§ Required task
Restate every line of the material, word for word.

Stored dataset items:
______
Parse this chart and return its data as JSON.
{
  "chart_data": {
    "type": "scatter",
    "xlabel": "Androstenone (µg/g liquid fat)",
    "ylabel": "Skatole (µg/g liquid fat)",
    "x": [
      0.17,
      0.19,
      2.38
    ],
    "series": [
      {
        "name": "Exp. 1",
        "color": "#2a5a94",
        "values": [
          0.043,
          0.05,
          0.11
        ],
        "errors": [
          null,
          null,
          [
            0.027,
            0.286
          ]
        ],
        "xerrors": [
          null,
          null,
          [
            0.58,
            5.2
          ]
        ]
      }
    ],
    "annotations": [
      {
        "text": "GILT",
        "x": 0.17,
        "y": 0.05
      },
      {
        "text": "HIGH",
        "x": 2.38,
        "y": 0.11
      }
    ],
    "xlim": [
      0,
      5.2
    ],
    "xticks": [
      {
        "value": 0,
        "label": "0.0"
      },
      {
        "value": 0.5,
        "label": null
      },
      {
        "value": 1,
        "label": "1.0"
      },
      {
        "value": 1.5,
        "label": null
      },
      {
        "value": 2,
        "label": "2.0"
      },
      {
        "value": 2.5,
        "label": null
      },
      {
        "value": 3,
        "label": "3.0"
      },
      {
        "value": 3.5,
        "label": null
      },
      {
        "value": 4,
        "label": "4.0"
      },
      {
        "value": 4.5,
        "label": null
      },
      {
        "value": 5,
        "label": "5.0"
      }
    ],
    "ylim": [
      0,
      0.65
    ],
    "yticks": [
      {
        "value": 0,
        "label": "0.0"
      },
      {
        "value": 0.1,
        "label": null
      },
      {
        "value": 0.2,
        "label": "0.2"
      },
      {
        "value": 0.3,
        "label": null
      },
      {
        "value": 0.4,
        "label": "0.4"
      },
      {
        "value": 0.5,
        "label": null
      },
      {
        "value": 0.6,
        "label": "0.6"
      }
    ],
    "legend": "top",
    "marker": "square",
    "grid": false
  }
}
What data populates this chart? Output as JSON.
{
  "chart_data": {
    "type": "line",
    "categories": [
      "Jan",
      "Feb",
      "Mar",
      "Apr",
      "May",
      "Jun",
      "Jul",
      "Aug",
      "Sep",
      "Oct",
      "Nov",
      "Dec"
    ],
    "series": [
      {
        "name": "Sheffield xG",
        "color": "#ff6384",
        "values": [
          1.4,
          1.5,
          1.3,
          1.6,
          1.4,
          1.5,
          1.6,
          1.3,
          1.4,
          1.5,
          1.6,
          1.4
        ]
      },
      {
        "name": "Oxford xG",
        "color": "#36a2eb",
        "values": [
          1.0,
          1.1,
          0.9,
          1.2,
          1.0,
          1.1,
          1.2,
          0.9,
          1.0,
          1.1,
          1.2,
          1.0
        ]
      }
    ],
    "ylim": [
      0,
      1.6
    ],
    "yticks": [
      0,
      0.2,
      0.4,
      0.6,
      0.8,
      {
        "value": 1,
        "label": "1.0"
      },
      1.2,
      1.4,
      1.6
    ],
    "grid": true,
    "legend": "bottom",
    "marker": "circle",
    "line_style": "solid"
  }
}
______
§ Answer to the exercise
Parse this chart and return its data as JSON.
{
  "chart_data": {
    "type": "scatter",
    "xlabel": "Androstenone (µg/g liquid fat)",
    "ylabel": "Skatole (µg/g liquid fat)",
    "x": [
      0.17,
      0.19,
      2.38
    ],
    "series": [
      {
        "name": "Exp. 1",
        "color": "#2a5a94",
        "values": [
          0.043,
          0.05,
          0.11
        ],
        "errors": [
          null,
          null,
          [
            0.027,
            0.286
          ]
        ],
        "xerrors": [
          null,
          null,
          [
            0.58,
            5.2
          ]
        ]
      }
    ],
    "annotations": [
      {
        "text": "GILT",
        "x": 0.17,
        "y": 0.05
      },
      {
        "text": "HIGH",
        "x": 2.38,
        "y": 0.11
      }
    ],
    "xlim": [
      0,
      5.2
    ],
    "xticks": [
      {
        "value": 0,
        "label": "0.0"
      },
      {
        "value": 0.5,
        "label": null
      },
      {
        "value": 1,
        "label": "1.0"
      },
      {
        "value": 1.5,
        "label": null
      },
      {
        "value": 2,
        "label": "2.0"
      },
      {
        "value": 2.5,
        "label": null
      },
      {
        "value": 3,
        "label": "3.0"
      },
      {
        "value": 3.5,
        "label": null
      },
      {
        "value": 4,
        "label": "4.0"
      },
      {
        "value": 4.5,
        "label": null
      },
      {
        "value": 5,
        "label": "5.0"
      }
    ],
    "ylim": [
      0,
      0.65
    ],
    "yticks": [
      {
        "value": 0,
        "label": "0.0"
      },
      {
        "value": 0.1,
        "label": null
      },
      {
        "value": 0.2,
        "label": "0.2"
      },
      {
        "value": 0.3,
        "label": null
      },
      {
        "value": 0.4,
        "label": "0.4"
      },
      {
        "value": 0.5,
        "label": null
      },
      {
        "value": 0.6,
        "label": "0.6"
      }
    ],
    "legend": "top",
    "marker": "square",
    "grid": false
  }
}
What data populates this chart? Output as JSON.
{
  "chart_data": {
    "type": "line",
    "categories": [
      "Jan",
      "Feb",
      "Mar",
      "Apr",
      "May",
      "Jun",
      "Jul",
      "Aug",
      "Sep",
      "Oct",
      "Nov",
      "Dec"
    ],
    "series": [
      {
        "name": "Sheffield xG",
        "color": "#ff6384",
        "values": [
          1.4,
          1.5,
          1.3,
          1.6,
          1.4,
          1.5,
          1.6,
          1.3,
          1.4,
          1.5,
          1.6,
          1.4
        ]
      },
      {
        "name": "Oxford xG",
        "color": "#36a2eb",
        "values": [
          1.0,
          1.1,
          0.9,
          1.2,
          1.0,
          1.1,
          1.2,
          0.9,
          1.0,
          1.1,
          1.2,
          1.0
        ]
      }
    ],
    "ylim": [
      0,
      1.6
    ],
    "yticks": [
      0,
      0.2,
      0.4,
      0.6,
      0.8,
      {
        "value": 1,
        "label": "1.0"
      },
      1.2,
      1.4,
      1.6
    ],
    "grid": true,
    "legend": "bottom",
    "marker": "circle",
    "line_style": "solid"
  }
}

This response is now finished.